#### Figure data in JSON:
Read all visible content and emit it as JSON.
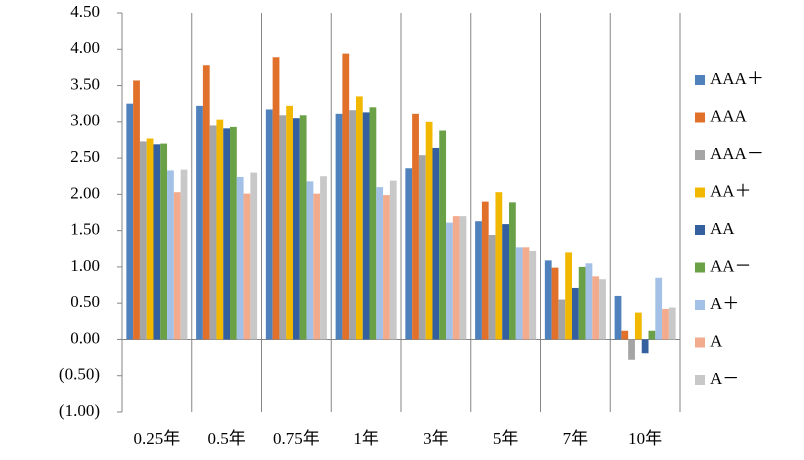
{
  "chart_data": {
    "type": "bar",
    "categories": [
      "0.25年",
      "0.5年",
      "0.75年",
      "1年",
      "3年",
      "5年",
      "7年",
      "10年"
    ],
    "series": [
      {
        "name": "AAA＋",
        "color": "#4f81bd",
        "values": [
          3.25,
          3.22,
          3.17,
          3.11,
          2.36,
          1.63,
          1.09,
          0.6
        ]
      },
      {
        "name": "AAA",
        "color": "#e0702a",
        "values": [
          3.57,
          3.78,
          3.89,
          3.94,
          3.11,
          1.9,
          0.99,
          0.12
        ]
      },
      {
        "name": "AAA－",
        "color": "#a5a5a5",
        "values": [
          2.73,
          2.95,
          3.09,
          3.16,
          2.54,
          1.44,
          0.55,
          -0.28
        ]
      },
      {
        "name": "AA＋",
        "color": "#f2b800",
        "values": [
          2.77,
          3.03,
          3.22,
          3.35,
          3.0,
          2.03,
          1.2,
          0.37
        ]
      },
      {
        "name": "AA",
        "color": "#35609f",
        "values": [
          2.69,
          2.91,
          3.05,
          3.13,
          2.64,
          1.59,
          0.71,
          -0.19
        ]
      },
      {
        "name": "AA－",
        "color": "#6aa147",
        "values": [
          2.7,
          2.93,
          3.09,
          3.2,
          2.88,
          1.89,
          1.0,
          0.12
        ]
      },
      {
        "name": "A＋",
        "color": "#a3c1e6",
        "values": [
          2.33,
          2.24,
          2.18,
          2.1,
          1.61,
          1.27,
          1.05,
          0.85
        ]
      },
      {
        "name": "A",
        "color": "#f2ab8c",
        "values": [
          2.03,
          2.01,
          2.01,
          1.99,
          1.7,
          1.27,
          0.87,
          0.42
        ]
      },
      {
        "name": "A－",
        "color": "#c8c8c8",
        "values": [
          2.34,
          2.3,
          2.25,
          2.19,
          1.7,
          1.22,
          0.83,
          0.44
        ]
      }
    ],
    "ylim": [
      -1,
      4.5
    ],
    "yticks": [
      {
        "value": -1,
        "label": "(1.00)"
      },
      {
        "value": -0.5,
        "label": "(0.50)"
      },
      {
        "value": 0,
        "label": "0.00"
      },
      {
        "value": 0.5,
        "label": "0.50"
      },
      {
        "value": 1,
        "label": "1.00"
      },
      {
        "value": 1.5,
        "label": "1.50"
      },
      {
        "value": 2,
        "label": "2.00"
      },
      {
        "value": 2.5,
        "label": "2.50"
      },
      {
        "value": 3,
        "label": "3.00"
      },
      {
        "value": 3.5,
        "label": "3.50"
      },
      {
        "value": 4,
        "label": "4.00"
      },
      {
        "value": 4.5,
        "label": "4.50"
      }
    ],
    "negative_tick_color": "#ff0000",
    "legend": "right"
  }
}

#### Written request:
Exactly as written, return every line of the listing, but not the pictures.

#### Written solution:
Read all visible content and emit it as JSON.
{
  "chart_data": {
    "type": "bar",
    "categories": [
      "0.25年",
      "0.5年",
      "0.75年",
      "1年",
      "3年",
      "5年",
      "7年",
      "10年"
    ],
    "series": [
      {
        "name": "AAA＋",
        "color": "#4f81bd",
        "values": [
          3.25,
          3.22,
          3.17,
          3.11,
          2.36,
          1.63,
          1.09,
          0.6
        ]
      },
      {
        "name": "AAA",
        "color": "#e0702a",
        "values": [
          3.57,
          3.78,
          3.89,
          3.94,
          3.11,
          1.9,
          0.99,
          0.12
        ]
      },
      {
        "name": "AAA－",
        "color": "#a5a5a5",
        "values": [
          2.73,
          2.95,
          3.09,
          3.16,
          2.54,
          1.44,
          0.55,
          -0.28
        ]
      },
      {
        "name": "AA＋",
        "color": "#f2b800",
        "values": [
          2.77,
          3.03,
          3.22,
          3.35,
          3.0,
          2.03,
          1.2,
          0.37
        ]
      },
      {
        "name": "AA",
        "color": "#35609f",
        "values": [
          2.69,
          2.91,
          3.05,
          3.13,
          2.64,
          1.59,
          0.71,
          -0.19
        ]
      },
      {
        "name": "AA－",
        "color": "#6aa147",
        "values": [
          2.7,
          2.93,
          3.09,
          3.2,
          2.88,
          1.89,
          1.0,
          0.12
        ]
      },
      {
        "name": "A＋",
        "color": "#a3c1e6",
        "values": [
          2.33,
          2.24,
          2.18,
          2.1,
          1.61,
          1.27,
          1.05,
          0.85
        ]
      },
      {
        "name": "A",
        "color": "#f2ab8c",
        "values": [
          2.03,
          2.01,
          2.01,
          1.99,
          1.7,
          1.27,
          0.87,
          0.42
        ]
      },
      {
        "name": "A－",
        "color": "#c8c8c8",
        "values": [
          2.34,
          2.3,
          2.25,
          2.19,
          1.7,
          1.22,
          0.83,
          0.44
        ]
      }
    ],
    "ylim": [
      -1,
      4.5
    ],
    "yticks": [
      {
        "value": -1,
        "label": "(1.00)"
      },
      {
        "value": -0.5,
        "label": "(0.50)"
      },
      {
        "value": 0,
        "label": "0.00"
      },
      {
        "value": 0.5,
        "label": "0.50"
      },
      {
        "value": 1,
        "label": "1.00"
      },
      {
        "value": 1.5,
        "label": "1.50"
      },
      {
        "value": 2,
        "label": "2.00"
      },
      {
        "value": 2.5,
        "label": "2.50"
      },
      {
        "value": 3,
        "label": "3.00"
      },
      {
        "value": 3.5,
        "label": "3.50"
      },
      {
        "value": 4,
        "label": "4.00"
      },
      {
        "value": 4.5,
        "label": "4.50"
      }
    ],
    "negative_tick_color": "#ff0000",
    "legend": "right"
  }
}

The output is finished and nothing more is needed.